### Data for the task
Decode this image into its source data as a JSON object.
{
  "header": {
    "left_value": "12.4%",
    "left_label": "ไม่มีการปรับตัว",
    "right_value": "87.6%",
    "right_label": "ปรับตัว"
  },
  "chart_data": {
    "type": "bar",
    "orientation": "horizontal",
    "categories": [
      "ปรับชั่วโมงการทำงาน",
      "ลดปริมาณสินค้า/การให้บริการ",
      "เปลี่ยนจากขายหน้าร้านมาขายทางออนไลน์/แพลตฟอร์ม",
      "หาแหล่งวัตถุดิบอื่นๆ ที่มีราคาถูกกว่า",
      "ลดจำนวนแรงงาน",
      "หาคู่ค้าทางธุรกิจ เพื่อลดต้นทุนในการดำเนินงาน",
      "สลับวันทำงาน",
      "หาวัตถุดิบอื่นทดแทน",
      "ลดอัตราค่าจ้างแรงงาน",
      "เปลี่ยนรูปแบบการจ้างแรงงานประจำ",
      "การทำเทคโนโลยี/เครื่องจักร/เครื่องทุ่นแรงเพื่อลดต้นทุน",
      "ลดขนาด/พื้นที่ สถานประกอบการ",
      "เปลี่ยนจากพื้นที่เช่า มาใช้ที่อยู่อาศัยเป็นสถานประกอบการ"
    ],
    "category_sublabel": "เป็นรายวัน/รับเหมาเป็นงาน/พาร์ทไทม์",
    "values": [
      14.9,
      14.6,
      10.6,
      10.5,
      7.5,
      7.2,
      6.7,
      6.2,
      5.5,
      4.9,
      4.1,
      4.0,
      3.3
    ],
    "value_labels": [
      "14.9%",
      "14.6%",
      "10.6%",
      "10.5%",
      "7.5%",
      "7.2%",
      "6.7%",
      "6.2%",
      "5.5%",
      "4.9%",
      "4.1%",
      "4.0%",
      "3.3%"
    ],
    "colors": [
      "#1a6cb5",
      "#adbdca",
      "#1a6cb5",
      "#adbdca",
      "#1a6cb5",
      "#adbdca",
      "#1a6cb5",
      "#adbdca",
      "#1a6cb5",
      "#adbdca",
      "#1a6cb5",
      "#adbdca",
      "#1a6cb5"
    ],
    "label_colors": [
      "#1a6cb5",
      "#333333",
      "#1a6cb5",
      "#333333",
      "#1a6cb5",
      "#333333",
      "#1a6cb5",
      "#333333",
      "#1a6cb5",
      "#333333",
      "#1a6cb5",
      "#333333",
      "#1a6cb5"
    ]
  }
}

### Task statement
Select every line in the material above where the string "อลดต" occurs, and copy it.

### Answer to the exercise
      "หาคู่ค้าทางธุรกิจ เพื่อลดต้นทุนในการดำเนินงาน",
      "การทำเทคโนโลยี/เครื่องจักร/เครื่องทุ่นแรงเพื่อลดต้นทุน",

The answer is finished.